WRITTEN PROBLEM. Check each line of the material below, and copy it if it holds the string "无补偿费".

(Data entries)
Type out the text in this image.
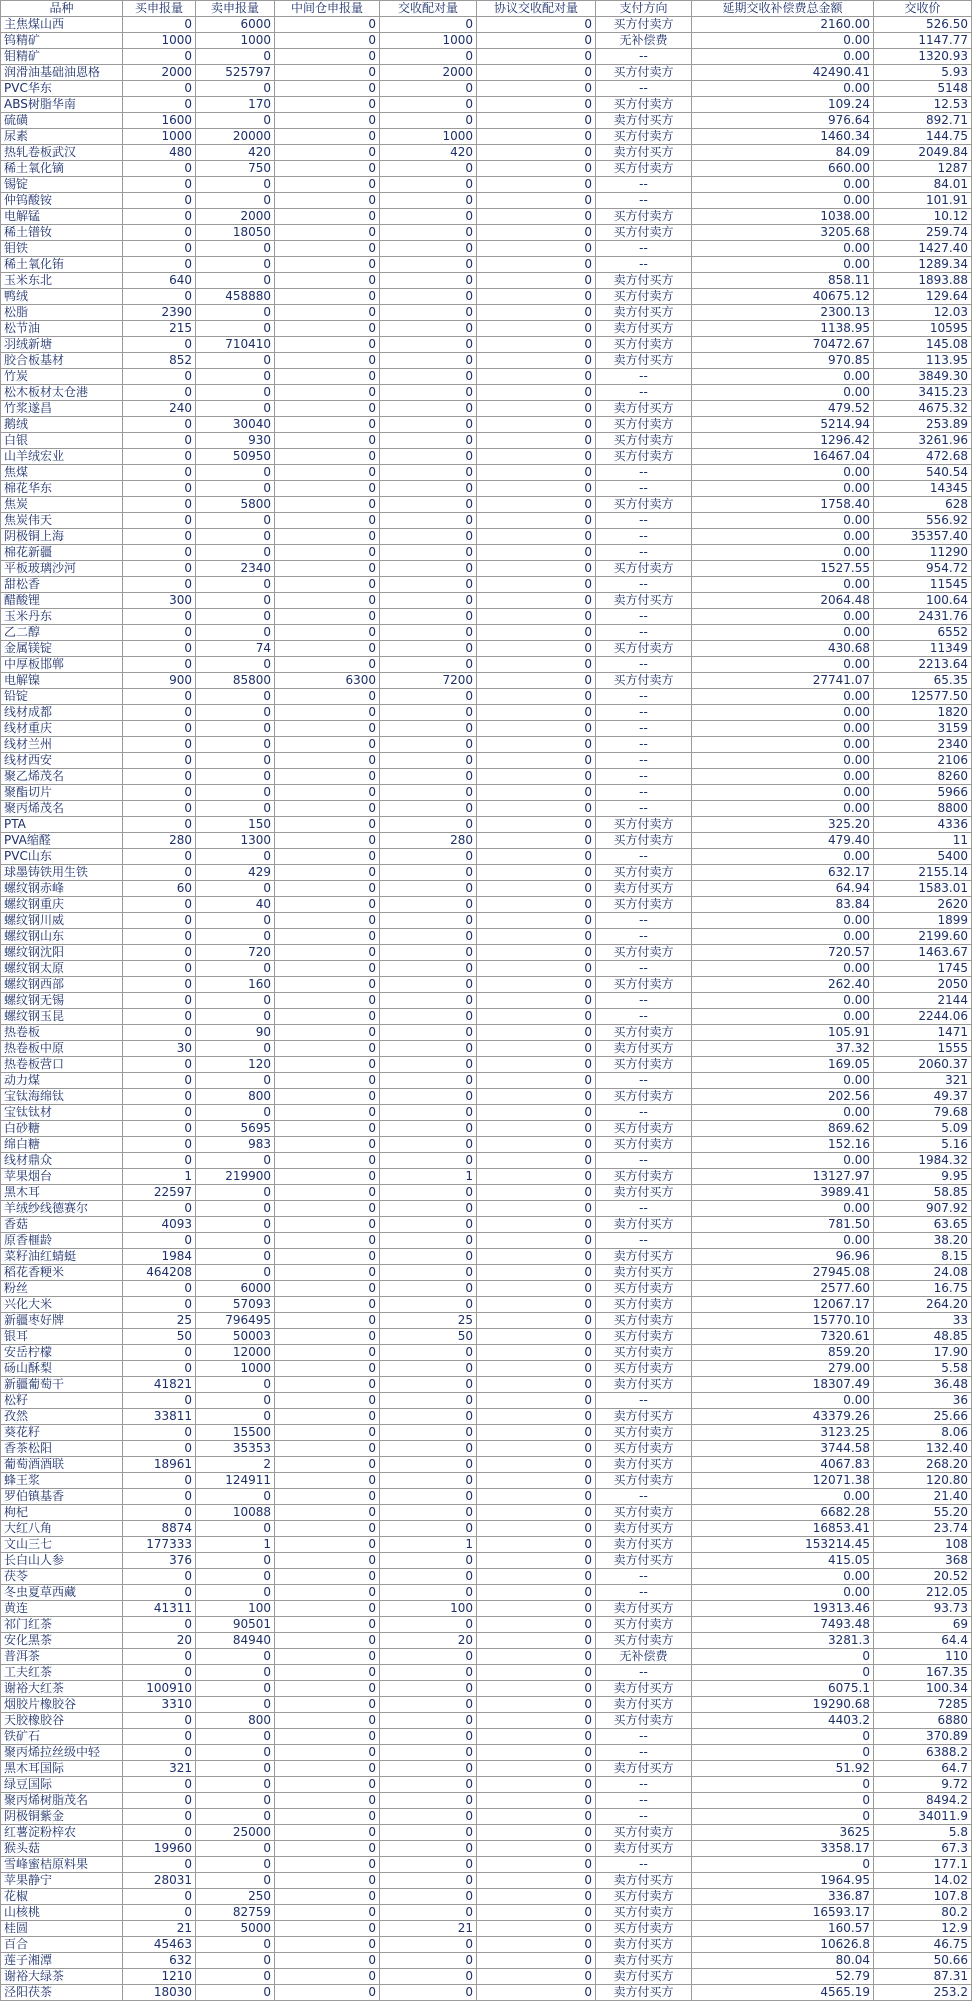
品种	买申报量	卖申报量	中间仓申报量	交收配对量	协议交收配对量	支付方向	延期交收补偿费总金额	交收价
主焦煤山西	0	6000	0	0	0	买方付卖方	2160.00	526.50
钨精矿	1000	1000	0	1000	0	无补偿费	0.00	1147.77
钼精矿	0	0	0	0	0	--	0.00	1320.93
润滑油基础油恩格	2000	525797	0	2000	0	买方付卖方	42490.41	5.93
PVC华东	0	0	0	0	0	--	0.00	5148
ABS树脂华南	0	170	0	0	0	买方付卖方	109.24	12.53
硫磺	1600	0	0	0	0	卖方付买方	976.64	892.71
尿素	1000	20000	0	1000	0	买方付卖方	1460.34	144.75
热轧卷板武汉	480	420	0	420	0	卖方付买方	84.09	2049.84
稀土氧化镝	0	750	0	0	0	买方付卖方	660.00	1287
锡锭	0	0	0	0	0	--	0.00	84.01
仲钨酸铵	0	0	0	0	0	--	0.00	101.91
电解锰	0	2000	0	0	0	买方付卖方	1038.00	10.12
稀土镨钕	0	18050	0	0	0	买方付卖方	3205.68	259.74
钼铁	0	0	0	0	0	--	0.00	1427.40
稀土氧化铕	0	0	0	0	0	--	0.00	1289.34
玉米东北	640	0	0	0	0	卖方付买方	858.11	1893.88
鸭绒	0	458880	0	0	0	买方付卖方	40675.12	129.64
松脂	2390	0	0	0	0	卖方付买方	2300.13	12.03
松节油	215	0	0	0	0	卖方付买方	1138.95	10595
羽绒新塘	0	710410	0	0	0	买方付卖方	70472.67	145.08
胶合板基材	852	0	0	0	0	卖方付买方	970.85	113.95
竹炭	0	0	0	0	0	--	0.00	3849.30
松木板材太仓港	0	0	0	0	0	--	0.00	3415.23
竹浆遂昌	240	0	0	0	0	卖方付买方	479.52	4675.32
鹅绒	0	30040	0	0	0	买方付卖方	5214.94	253.89
白银	0	930	0	0	0	买方付卖方	1296.42	3261.96
山羊绒宏业	0	50950	0	0	0	买方付卖方	16467.04	472.68
焦煤	0	0	0	0	0	--	0.00	540.54
棉花华东	0	0	0	0	0	--	0.00	14345
焦炭	0	5800	0	0	0	买方付卖方	1758.40	628
焦炭伟天	0	0	0	0	0	--	0.00	556.92
阴极铜上海	0	0	0	0	0	--	0.00	35357.40
棉花新疆	0	0	0	0	0	--	0.00	11290
平板玻璃沙河	0	2340	0	0	0	买方付卖方	1527.55	954.72
甜松香	0	0	0	0	0	--	0.00	11545
醋酸锂	300	0	0	0	0	卖方付买方	2064.48	100.64
玉米丹东	0	0	0	0	0	--	0.00	2431.76
乙二醇	0	0	0	0	0	--	0.00	6552
金属镁锭	0	74	0	0	0	买方付卖方	430.68	11349
中厚板邯郸	0	0	0	0	0	--	0.00	2213.64
电解镍	900	85800	6300	7200	0	买方付卖方	27741.07	65.35
铅锭	0	0	0	0	0	--	0.00	12577.50
线材成都	0	0	0	0	0	--	0.00	1820
线材重庆	0	0	0	0	0	--	0.00	3159
线材兰州	0	0	0	0	0	--	0.00	2340
线材西安	0	0	0	0	0	--	0.00	2106
聚乙烯茂名	0	0	0	0	0	--	0.00	8260
聚酯切片	0	0	0	0	0	--	0.00	5966
聚丙烯茂名	0	0	0	0	0	--	0.00	8800
PTA	0	150	0	0	0	买方付卖方	325.20	4336
PVA缩醛	280	1300	0	280	0	买方付卖方	479.40	11
PVC山东	0	0	0	0	0	--	0.00	5400
球墨铸铁用生铁	0	429	0	0	0	买方付卖方	632.17	2155.14
螺纹钢赤峰	60	0	0	0	0	卖方付买方	64.94	1583.01
螺纹钢重庆	0	40	0	0	0	买方付卖方	83.84	2620
螺纹钢川威	0	0	0	0	0	--	0.00	1899
螺纹钢山东	0	0	0	0	0	--	0.00	2199.60
螺纹钢沈阳	0	720	0	0	0	买方付卖方	720.57	1463.67
螺纹钢太原	0	0	0	0	0	--	0.00	1745
螺纹钢西部	0	160	0	0	0	买方付卖方	262.40	2050
螺纹钢无锡	0	0	0	0	0	--	0.00	2144
螺纹钢玉昆	0	0	0	0	0	--	0.00	2244.06
热卷板	0	90	0	0	0	买方付卖方	105.91	1471
热卷板中原	30	0	0	0	0	卖方付买方	37.32	1555
热卷板营口	0	120	0	0	0	买方付卖方	169.05	2060.37
动力煤	0	0	0	0	0	--	0.00	321
宝钛海绵钛	0	800	0	0	0	买方付卖方	202.56	49.37
宝钛钛材	0	0	0	0	0	--	0.00	79.68
白砂糖	0	5695	0	0	0	买方付卖方	869.62	5.09
绵白糖	0	983	0	0	0	买方付卖方	152.16	5.16
线材鼎众	0	0	0	0	0	--	0.00	1984.32
苹果烟台	1	219900	0	1	0	买方付卖方	13127.97	9.95
黑木耳	22597	0	0	0	0	卖方付买方	3989.41	58.85
羊绒纱线德赛尔	0	0	0	0	0	--	0.00	907.92
香菇	4093	0	0	0	0	卖方付买方	781.50	63.65
原香榧龄	0	0	0	0	0	--	0.00	38.20
菜籽油红蜻蜓	1984	0	0	0	0	卖方付买方	96.96	8.15
稻花香粳米	464208	0	0	0	0	卖方付买方	27945.08	24.08
粉丝	0	6000	0	0	0	买方付卖方	2577.60	16.75
兴化大米	0	57093	0	0	0	买方付卖方	12067.17	264.20
新疆枣好牌	25	796495	0	25	0	买方付卖方	15770.10	33
银耳	50	50003	0	50	0	买方付卖方	7320.61	48.85
安岳柠檬	0	12000	0	0	0	买方付卖方	859.20	17.90
砀山酥梨	0	1000	0	0	0	买方付卖方	279.00	5.58
新疆葡萄干	41821	0	0	0	0	卖方付买方	18307.49	36.48
松籽	0	0	0	0	0	--	0.00	36
孜然	33811	0	0	0	0	卖方付买方	43379.26	25.66
葵花籽	0	15500	0	0	0	买方付卖方	3123.25	8.06
香茶松阳	0	35353	0	0	0	买方付卖方	3744.58	132.40
葡萄酒酒联	18961	2	0	0	0	卖方付买方	4067.83	268.20
蜂王浆	0	124911	0	0	0	买方付卖方	12071.38	120.80
罗伯镇基香	0	0	0	0	0	--	0.00	21.40
枸杞	0	10088	0	0	0	买方付卖方	6682.28	55.20
大红八角	8874	0	0	0	0	卖方付买方	16853.41	23.74
文山三七	177333	1	0	1	0	卖方付买方	153214.45	108
长白山人参	376	0	0	0	0	卖方付买方	415.05	368
茯苓	0	0	0	0	0	--	0.00	20.52
冬虫夏草西藏	0	0	0	0	0	--	0.00	212.05
黄连	41311	100	0	100	0	卖方付买方	19313.46	93.73
祁门红茶	0	90501	0	0	0	买方付卖方	7493.48	69
安化黑茶	20	84940	0	20	0	买方付卖方	3281.3	64.4
普洱茶	0	0	0	0	0	无补偿费	0	110
工夫红茶	0	0	0	0	0	--	0	167.35
谢裕大红茶	100910	0	0	0	0	卖方付买方	6075.1	100.34
烟胶片橡胶谷	3310	0	0	0	0	卖方付买方	19290.68	7285
天胶橡胶谷	0	800	0	0	0	买方付卖方	4403.2	6880
铁矿石	0	0	0	0	0	--	0	370.89
聚丙烯拉丝级中轻	0	0	0	0	0	--	0	6388.2
黑木耳国际	321	0	0	0	0	卖方付买方	51.92	64.7
绿豆国际	0	0	0	0	0	--	0	9.72
聚丙烯树脂茂名	0	0	0	0	0	--	0	8494.2
阴极铜紫金	0	0	0	0	0	--	0	34011.9
红薯淀粉梓农	0	25000	0	0	0	买方付卖方	3625	5.8
猴头菇	19960	0	0	0	0	卖方付买方	3358.17	67.3
雪峰蜜桔原料果	0	0	0	0	0	--	0	177.1
苹果静宁	28031	0	0	0	0	卖方付买方	1964.95	14.02
花椒	0	250	0	0	0	买方付卖方	336.87	107.8
山核桃	0	82759	0	0	0	买方付卖方	16593.17	80.2
桂圆	21	5000	0	21	0	买方付卖方	160.57	12.9
百合	45463	0	0	0	0	卖方付买方	10626.8	46.75
莲子湘潭	632	0	0	0	0	卖方付买方	80.04	50.66
谢裕大绿茶	1210	0	0	0	0	卖方付买方	52.79	87.31
泾阳茯茶	18030	0	0	0	0	卖方付买方	4565.19	253.2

SOLUTION FOR THIS TASK.
钨精矿	1000	1000	0	1000	0	无补偿费	0.00	1147.77
普洱茶	0	0	0	0	0	无补偿费	0	110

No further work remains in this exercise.